**** Provided entries

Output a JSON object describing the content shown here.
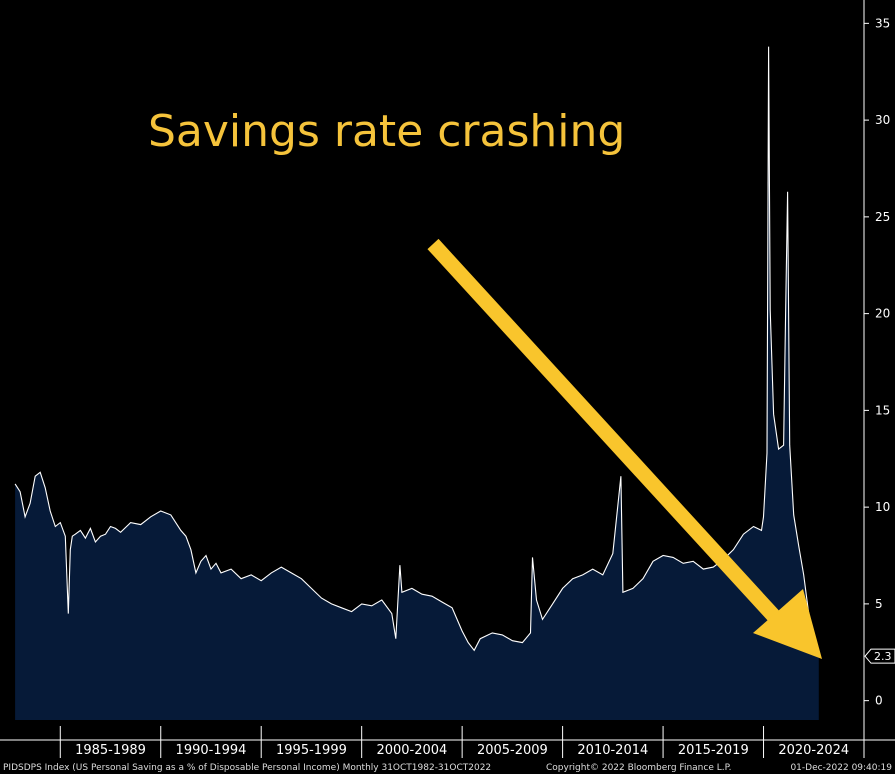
{
  "chart_data": {
    "type": "area",
    "title": "Savings rate crashing",
    "ylim": [
      -1,
      36
    ],
    "yticks": [
      0,
      5,
      10,
      15,
      20,
      25,
      30,
      35
    ],
    "y_axis_side": "right",
    "grid": false,
    "xlim": [
      1982.0,
      2025.0
    ],
    "x_tick_labels": [
      "1985-1989",
      "1990-1994",
      "1995-1999",
      "2000-2004",
      "2005-2009",
      "2010-2014",
      "2015-2019",
      "2020-2024"
    ],
    "last_value_label": "2.3",
    "colors": {
      "area": "#061a38",
      "line": "#ffffff",
      "title": "#f5c33b",
      "arrow": "#f9c52c"
    },
    "series": [
      {
        "x": [
          1982.75,
          1983.0,
          1983.25,
          1983.5,
          1983.75,
          1984.0,
          1984.25,
          1984.5,
          1984.75,
          1985.0,
          1985.25,
          1985.4,
          1985.5,
          1985.6,
          1985.75,
          1986.0,
          1986.25,
          1986.5,
          1986.75,
          1987.0,
          1987.25,
          1987.5,
          1987.75,
          1988.0,
          1988.5,
          1989.0,
          1989.5,
          1990.0,
          1990.5,
          1991.0,
          1991.25,
          1991.5,
          1991.75,
          1992.0,
          1992.25,
          1992.5,
          1992.75,
          1993.0,
          1993.5,
          1994.0,
          1994.5,
          1995.0,
          1995.5,
          1996.0,
          1996.5,
          1997.0,
          1997.5,
          1998.0,
          1998.5,
          1999.0,
          1999.5,
          2000.0,
          2000.5,
          2001.0,
          2001.5,
          2001.7,
          2001.9,
          2002.0,
          2002.5,
          2003.0,
          2003.5,
          2004.0,
          2004.5,
          2005.0,
          2005.3,
          2005.6,
          2005.9,
          2006.5,
          2007.0,
          2007.5,
          2008.0,
          2008.4,
          2008.5,
          2008.7,
          2009.0,
          2009.5,
          2010.0,
          2010.5,
          2011.0,
          2011.5,
          2012.0,
          2012.5,
          2012.9,
          2013.0,
          2013.5,
          2014.0,
          2014.5,
          2015.0,
          2015.5,
          2016.0,
          2016.5,
          2017.0,
          2017.5,
          2018.0,
          2018.5,
          2019.0,
          2019.5,
          2019.9,
          2020.0,
          2020.17,
          2020.25,
          2020.33,
          2020.5,
          2020.75,
          2021.0,
          2021.1,
          2021.2,
          2021.3,
          2021.5,
          2021.75,
          2022.0,
          2022.25,
          2022.5,
          2022.75
        ],
        "y": [
          11.2,
          10.8,
          9.5,
          10.2,
          11.6,
          11.8,
          11.0,
          9.8,
          9.0,
          9.2,
          8.5,
          4.5,
          7.8,
          8.5,
          8.6,
          8.8,
          8.4,
          8.9,
          8.2,
          8.5,
          8.6,
          9.0,
          8.9,
          8.7,
          9.2,
          9.1,
          9.5,
          9.8,
          9.6,
          8.8,
          8.5,
          7.8,
          6.6,
          7.2,
          7.5,
          6.8,
          7.1,
          6.6,
          6.8,
          6.3,
          6.5,
          6.2,
          6.6,
          6.9,
          6.6,
          6.3,
          5.8,
          5.3,
          5.0,
          4.8,
          4.6,
          5.0,
          4.9,
          5.2,
          4.5,
          3.2,
          7.0,
          5.6,
          5.8,
          5.5,
          5.4,
          5.1,
          4.8,
          3.6,
          3.0,
          2.6,
          3.2,
          3.5,
          3.4,
          3.1,
          3.0,
          3.5,
          7.4,
          5.2,
          4.2,
          5.0,
          5.8,
          6.3,
          6.5,
          6.8,
          6.5,
          7.6,
          11.6,
          5.6,
          5.8,
          6.3,
          7.2,
          7.5,
          7.4,
          7.1,
          7.2,
          6.8,
          6.9,
          7.3,
          7.8,
          8.6,
          9.0,
          8.8,
          9.5,
          12.8,
          33.8,
          20.2,
          14.8,
          13.0,
          13.2,
          20.0,
          26.3,
          13.2,
          9.6,
          8.0,
          6.5,
          4.5,
          3.2,
          2.3
        ]
      }
    ],
    "footer": {
      "left": "PIDSDPS Index (US Personal Saving as a % of Disposable Personal Income)  Monthly 31OCT1982-31OCT2022",
      "center": "Copyright© 2022 Bloomberg Finance L.P.",
      "right": "01-Dec-2022 09:40:19"
    }
  }
}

********

* [What to produce] Write out every line above exactly as it is, leaving out the pictures.

* [Response to this exercise]
Output a JSON object describing the content shown here.
{
  "chart_data": {
    "type": "area",
    "title": "Savings rate crashing",
    "ylim": [
      -1,
      36
    ],
    "yticks": [
      0,
      5,
      10,
      15,
      20,
      25,
      30,
      35
    ],
    "y_axis_side": "right",
    "grid": false,
    "xlim": [
      1982.0,
      2025.0
    ],
    "x_tick_labels": [
      "1985-1989",
      "1990-1994",
      "1995-1999",
      "2000-2004",
      "2005-2009",
      "2010-2014",
      "2015-2019",
      "2020-2024"
    ],
    "last_value_label": "2.3",
    "colors": {
      "area": "#061a38",
      "line": "#ffffff",
      "title": "#f5c33b",
      "arrow": "#f9c52c"
    },
    "series": [
      {
        "x": [
          1982.75,
          1983.0,
          1983.25,
          1983.5,
          1983.75,
          1984.0,
          1984.25,
          1984.5,
          1984.75,
          1985.0,
          1985.25,
          1985.4,
          1985.5,
          1985.6,
          1985.75,
          1986.0,
          1986.25,
          1986.5,
          1986.75,
          1987.0,
          1987.25,
          1987.5,
          1987.75,
          1988.0,
          1988.5,
          1989.0,
          1989.5,
          1990.0,
          1990.5,
          1991.0,
          1991.25,
          1991.5,
          1991.75,
          1992.0,
          1992.25,
          1992.5,
          1992.75,
          1993.0,
          1993.5,
          1994.0,
          1994.5,
          1995.0,
          1995.5,
          1996.0,
          1996.5,
          1997.0,
          1997.5,
          1998.0,
          1998.5,
          1999.0,
          1999.5,
          2000.0,
          2000.5,
          2001.0,
          2001.5,
          2001.7,
          2001.9,
          2002.0,
          2002.5,
          2003.0,
          2003.5,
          2004.0,
          2004.5,
          2005.0,
          2005.3,
          2005.6,
          2005.9,
          2006.5,
          2007.0,
          2007.5,
          2008.0,
          2008.4,
          2008.5,
          2008.7,
          2009.0,
          2009.5,
          2010.0,
          2010.5,
          2011.0,
          2011.5,
          2012.0,
          2012.5,
          2012.9,
          2013.0,
          2013.5,
          2014.0,
          2014.5,
          2015.0,
          2015.5,
          2016.0,
          2016.5,
          2017.0,
          2017.5,
          2018.0,
          2018.5,
          2019.0,
          2019.5,
          2019.9,
          2020.0,
          2020.17,
          2020.25,
          2020.33,
          2020.5,
          2020.75,
          2021.0,
          2021.1,
          2021.2,
          2021.3,
          2021.5,
          2021.75,
          2022.0,
          2022.25,
          2022.5,
          2022.75
        ],
        "y": [
          11.2,
          10.8,
          9.5,
          10.2,
          11.6,
          11.8,
          11.0,
          9.8,
          9.0,
          9.2,
          8.5,
          4.5,
          7.8,
          8.5,
          8.6,
          8.8,
          8.4,
          8.9,
          8.2,
          8.5,
          8.6,
          9.0,
          8.9,
          8.7,
          9.2,
          9.1,
          9.5,
          9.8,
          9.6,
          8.8,
          8.5,
          7.8,
          6.6,
          7.2,
          7.5,
          6.8,
          7.1,
          6.6,
          6.8,
          6.3,
          6.5,
          6.2,
          6.6,
          6.9,
          6.6,
          6.3,
          5.8,
          5.3,
          5.0,
          4.8,
          4.6,
          5.0,
          4.9,
          5.2,
          4.5,
          3.2,
          7.0,
          5.6,
          5.8,
          5.5,
          5.4,
          5.1,
          4.8,
          3.6,
          3.0,
          2.6,
          3.2,
          3.5,
          3.4,
          3.1,
          3.0,
          3.5,
          7.4,
          5.2,
          4.2,
          5.0,
          5.8,
          6.3,
          6.5,
          6.8,
          6.5,
          7.6,
          11.6,
          5.6,
          5.8,
          6.3,
          7.2,
          7.5,
          7.4,
          7.1,
          7.2,
          6.8,
          6.9,
          7.3,
          7.8,
          8.6,
          9.0,
          8.8,
          9.5,
          12.8,
          33.8,
          20.2,
          14.8,
          13.0,
          13.2,
          20.0,
          26.3,
          13.2,
          9.6,
          8.0,
          6.5,
          4.5,
          3.2,
          2.3
        ]
      }
    ],
    "footer": {
      "left": "PIDSDPS Index (US Personal Saving as a % of Disposable Personal Income)  Monthly 31OCT1982-31OCT2022",
      "center": "Copyright© 2022 Bloomberg Finance L.P.",
      "right": "01-Dec-2022 09:40:19"
    }
  }
}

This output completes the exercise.